## WHAT NEEDS TO BE DONE
Present the following entries again, word for word and in full.

## RECORDS SUPPLIED
>> Begin

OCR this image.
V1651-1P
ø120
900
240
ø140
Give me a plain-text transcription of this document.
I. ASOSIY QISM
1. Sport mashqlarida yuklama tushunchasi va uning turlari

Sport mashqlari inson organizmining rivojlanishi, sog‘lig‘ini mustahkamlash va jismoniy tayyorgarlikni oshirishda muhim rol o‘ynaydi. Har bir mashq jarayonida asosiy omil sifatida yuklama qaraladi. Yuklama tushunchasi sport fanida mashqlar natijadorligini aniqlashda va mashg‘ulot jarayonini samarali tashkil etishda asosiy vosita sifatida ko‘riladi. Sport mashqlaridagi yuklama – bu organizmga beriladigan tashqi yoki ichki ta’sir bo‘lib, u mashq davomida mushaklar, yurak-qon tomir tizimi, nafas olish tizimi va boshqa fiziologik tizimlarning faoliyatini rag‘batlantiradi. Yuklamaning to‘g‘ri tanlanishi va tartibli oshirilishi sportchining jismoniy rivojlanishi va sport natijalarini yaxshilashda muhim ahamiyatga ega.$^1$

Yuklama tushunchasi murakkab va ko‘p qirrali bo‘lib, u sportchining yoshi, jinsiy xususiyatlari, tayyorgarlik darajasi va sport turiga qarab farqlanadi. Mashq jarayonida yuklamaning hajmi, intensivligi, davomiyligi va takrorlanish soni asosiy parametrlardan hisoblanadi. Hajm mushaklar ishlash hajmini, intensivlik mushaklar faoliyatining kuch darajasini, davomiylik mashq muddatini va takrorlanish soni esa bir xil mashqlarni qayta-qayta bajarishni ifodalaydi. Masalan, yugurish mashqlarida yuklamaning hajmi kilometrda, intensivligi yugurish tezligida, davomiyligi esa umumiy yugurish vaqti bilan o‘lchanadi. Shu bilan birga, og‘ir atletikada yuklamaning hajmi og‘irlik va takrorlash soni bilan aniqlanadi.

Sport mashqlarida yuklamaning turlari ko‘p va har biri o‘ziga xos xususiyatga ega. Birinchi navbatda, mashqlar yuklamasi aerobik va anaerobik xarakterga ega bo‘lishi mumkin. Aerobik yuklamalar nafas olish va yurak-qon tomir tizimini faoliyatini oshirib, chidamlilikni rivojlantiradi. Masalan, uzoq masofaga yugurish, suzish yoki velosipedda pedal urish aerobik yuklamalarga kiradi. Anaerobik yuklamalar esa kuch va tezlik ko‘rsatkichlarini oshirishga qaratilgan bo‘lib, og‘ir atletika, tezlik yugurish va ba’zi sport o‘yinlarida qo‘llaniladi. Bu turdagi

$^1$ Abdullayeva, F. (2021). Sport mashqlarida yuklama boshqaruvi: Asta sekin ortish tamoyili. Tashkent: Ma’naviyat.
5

>> End

## RESULT OF THIS TASK
OCR this image.
V1651-1P
ø120
900
240
ø140
Give me a plain-text transcription of this document.
I. ASOSIY QISM
1. Sport mashqlarida yuklama tushunchasi va uning turlari

Sport mashqlari inson organizmining rivojlanishi, sog‘lig‘ini mustahkamlash va jismoniy tayyorgarlikni oshirishda muhim rol o‘ynaydi. Har bir mashq jarayonida asosiy omil sifatida yuklama qaraladi. Yuklama tushunchasi sport fanida mashqlar natijadorligini aniqlashda va mashg‘ulot jarayonini samarali tashkil etishda asosiy vosita sifatida ko‘riladi. Sport mashqlaridagi yuklama – bu organizmga beriladigan tashqi yoki ichki ta’sir bo‘lib, u mashq davomida mushaklar, yurak-qon tomir tizimi, nafas olish tizimi va boshqa fiziologik tizimlarning faoliyatini rag‘batlantiradi. Yuklamaning to‘g‘ri tanlanishi va tartibli oshirilishi sportchining jismoniy rivojlanishi va sport natijalarini yaxshilashda muhim ahamiyatga ega.$^1$

Yuklama tushunchasi murakkab va ko‘p qirrali bo‘lib, u sportchining yoshi, jinsiy xususiyatlari, tayyorgarlik darajasi va sport turiga qarab farqlanadi. Mashq jarayonida yuklamaning hajmi, intensivligi, davomiyligi va takrorlanish soni asosiy parametrlardan hisoblanadi. Hajm mushaklar ishlash hajmini, intensivlik mushaklar faoliyatining kuch darajasini, davomiylik mashq muddatini va takrorlanish soni esa bir xil mashqlarni qayta-qayta bajarishni ifodalaydi. Masalan, yugurish mashqlarida yuklamaning hajmi kilometrda, intensivligi yugurish tezligida, davomiyligi esa umumiy yugurish vaqti bilan o‘lchanadi. Shu bilan birga, og‘ir atletikada yuklamaning hajmi og‘irlik va takrorlash soni bilan aniqlanadi.

Sport mashqlarida yuklamaning turlari ko‘p va har biri o‘ziga xos xususiyatga ega. Birinchi navbatda, mashqlar yuklamasi aerobik va anaerobik xarakterga ega bo‘lishi mumkin. Aerobik yuklamalar nafas olish va yurak-qon tomir tizimini faoliyatini oshirib, chidamlilikni rivojlantiradi. Masalan, uzoq masofaga yugurish, suzish yoki velosipedda pedal urish aerobik yuklamalarga kiradi. Anaerobik yuklamalar esa kuch va tezlik ko‘rsatkichlarini oshirishga qaratilgan bo‘lib, og‘ir atletika, tezlik yugurish va ba’zi sport o‘yinlarida qo‘llaniladi. Bu turdagi

$^1$ Abdullayeva, F. (2021). Sport mashqlarida yuklama boshqaruvi: Asta sekin ortish tamoyili. Tashkent: Ma’naviyat.
5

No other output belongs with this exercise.